* [Stated task]: Extract all records. Keep each one exact.

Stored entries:
○ ○ ○ ○ ○ ○ ○
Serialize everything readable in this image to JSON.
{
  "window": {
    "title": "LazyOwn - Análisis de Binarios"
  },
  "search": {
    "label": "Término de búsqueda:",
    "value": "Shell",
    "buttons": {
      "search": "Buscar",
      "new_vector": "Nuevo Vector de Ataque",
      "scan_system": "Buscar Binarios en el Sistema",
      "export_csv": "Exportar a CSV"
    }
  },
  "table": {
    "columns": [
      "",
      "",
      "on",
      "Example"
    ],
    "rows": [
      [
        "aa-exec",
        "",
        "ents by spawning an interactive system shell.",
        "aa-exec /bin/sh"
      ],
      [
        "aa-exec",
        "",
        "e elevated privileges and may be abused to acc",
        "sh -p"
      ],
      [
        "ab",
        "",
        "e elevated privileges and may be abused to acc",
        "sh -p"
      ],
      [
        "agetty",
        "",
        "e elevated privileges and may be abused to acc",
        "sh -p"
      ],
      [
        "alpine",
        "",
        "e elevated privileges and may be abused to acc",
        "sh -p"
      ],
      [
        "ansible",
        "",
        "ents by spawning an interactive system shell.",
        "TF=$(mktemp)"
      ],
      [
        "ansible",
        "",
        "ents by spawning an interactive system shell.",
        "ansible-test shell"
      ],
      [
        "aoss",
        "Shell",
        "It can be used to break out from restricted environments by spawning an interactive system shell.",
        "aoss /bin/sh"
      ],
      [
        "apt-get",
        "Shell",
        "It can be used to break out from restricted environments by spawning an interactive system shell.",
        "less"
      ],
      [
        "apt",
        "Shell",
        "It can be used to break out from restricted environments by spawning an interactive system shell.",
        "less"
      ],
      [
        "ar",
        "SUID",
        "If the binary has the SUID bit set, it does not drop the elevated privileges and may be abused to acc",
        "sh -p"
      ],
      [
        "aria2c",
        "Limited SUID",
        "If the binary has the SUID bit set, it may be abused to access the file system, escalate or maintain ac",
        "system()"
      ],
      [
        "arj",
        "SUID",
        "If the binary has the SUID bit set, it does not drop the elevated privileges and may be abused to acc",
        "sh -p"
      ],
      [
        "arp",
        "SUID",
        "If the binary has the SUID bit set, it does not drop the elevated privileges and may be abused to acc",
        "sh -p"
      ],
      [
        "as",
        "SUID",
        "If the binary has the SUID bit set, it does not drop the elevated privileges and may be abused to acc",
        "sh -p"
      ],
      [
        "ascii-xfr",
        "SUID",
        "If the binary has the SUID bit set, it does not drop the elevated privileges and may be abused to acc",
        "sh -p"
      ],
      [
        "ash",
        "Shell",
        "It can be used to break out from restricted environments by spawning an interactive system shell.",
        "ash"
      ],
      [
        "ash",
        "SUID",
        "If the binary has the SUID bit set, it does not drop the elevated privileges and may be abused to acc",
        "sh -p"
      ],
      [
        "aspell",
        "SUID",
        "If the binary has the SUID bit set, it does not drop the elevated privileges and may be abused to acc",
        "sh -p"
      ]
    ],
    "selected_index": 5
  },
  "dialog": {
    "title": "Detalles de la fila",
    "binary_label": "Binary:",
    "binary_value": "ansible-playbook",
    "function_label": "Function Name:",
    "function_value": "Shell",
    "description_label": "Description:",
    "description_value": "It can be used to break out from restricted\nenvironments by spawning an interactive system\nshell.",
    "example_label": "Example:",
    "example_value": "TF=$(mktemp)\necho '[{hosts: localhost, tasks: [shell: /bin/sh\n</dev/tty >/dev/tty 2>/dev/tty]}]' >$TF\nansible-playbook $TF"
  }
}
○ ○ ○ ○ ○ ○ ○
* [Response]:
Serialize everything readable in this image to JSON.
{
  "window": {
    "title": "LazyOwn - Análisis de Binarios"
  },
  "search": {
    "label": "Término de búsqueda:",
    "value": "Shell",
    "buttons": {
      "search": "Buscar",
      "new_vector": "Nuevo Vector de Ataque",
      "scan_system": "Buscar Binarios en el Sistema",
      "export_csv": "Exportar a CSV"
    }
  },
  "table": {
    "columns": [
      "",
      "",
      "on",
      "Example"
    ],
    "rows": [
      [
        "aa-exec",
        "",
        "ents by spawning an interactive system shell.",
        "aa-exec /bin/sh"
      ],
      [
        "aa-exec",
        "",
        "e elevated privileges and may be abused to acc",
        "sh -p"
      ],
      [
        "ab",
        "",
        "e elevated privileges and may be abused to acc",
        "sh -p"
      ],
      [
        "agetty",
        "",
        "e elevated privileges and may be abused to acc",
        "sh -p"
      ],
      [
        "alpine",
        "",
        "e elevated privileges and may be abused to acc",
        "sh -p"
      ],
      [
        "ansible",
        "",
        "ents by spawning an interactive system shell.",
        "TF=$(mktemp)"
      ],
      [
        "ansible",
        "",
        "ents by spawning an interactive system shell.",
        "ansible-test shell"
      ],
      [
        "aoss",
        "Shell",
        "It can be used to break out from restricted environments by spawning an interactive system shell.",
        "aoss /bin/sh"
      ],
      [
        "apt-get",
        "Shell",
        "It can be used to break out from restricted environments by spawning an interactive system shell.",
        "less"
      ],
      [
        "apt",
        "Shell",
        "It can be used to break out from restricted environments by spawning an interactive system shell.",
        "less"
      ],
      [
        "ar",
        "SUID",
        "If the binary has the SUID bit set, it does not drop the elevated privileges and may be abused to acc",
        "sh -p"
      ],
      [
        "aria2c",
        "Limited SUID",
        "If the binary has the SUID bit set, it may be abused to access the file system, escalate or maintain ac",
        "system()"
      ],
      [
        "arj",
        "SUID",
        "If the binary has the SUID bit set, it does not drop the elevated privileges and may be abused to acc",
        "sh -p"
      ],
      [
        "arp",
        "SUID",
        "If the binary has the SUID bit set, it does not drop the elevated privileges and may be abused to acc",
        "sh -p"
      ],
      [
        "as",
        "SUID",
        "If the binary has the SUID bit set, it does not drop the elevated privileges and may be abused to acc",
        "sh -p"
      ],
      [
        "ascii-xfr",
        "SUID",
        "If the binary has the SUID bit set, it does not drop the elevated privileges and may be abused to acc",
        "sh -p"
      ],
      [
        "ash",
        "Shell",
        "It can be used to break out from restricted environments by spawning an interactive system shell.",
        "ash"
      ],
      [
        "ash",
        "SUID",
        "If the binary has the SUID bit set, it does not drop the elevated privileges and may be abused to acc",
        "sh -p"
      ],
      [
        "aspell",
        "SUID",
        "If the binary has the SUID bit set, it does not drop the elevated privileges and may be abused to acc",
        "sh -p"
      ]
    ],
    "selected_index": 5
  },
  "dialog": {
    "title": "Detalles de la fila",
    "binary_label": "Binary:",
    "binary_value": "ansible-playbook",
    "function_label": "Function Name:",
    "function_value": "Shell",
    "description_label": "Description:",
    "description_value": "It can be used to break out from restricted\nenvironments by spawning an interactive system\nshell.",
    "example_label": "Example:",
    "example_value": "TF=$(mktemp)\necho '[{hosts: localhost, tasks: [shell: /bin/sh\n</dev/tty >/dev/tty 2>/dev/tty]}]' >$TF\nansible-playbook $TF"
  }
}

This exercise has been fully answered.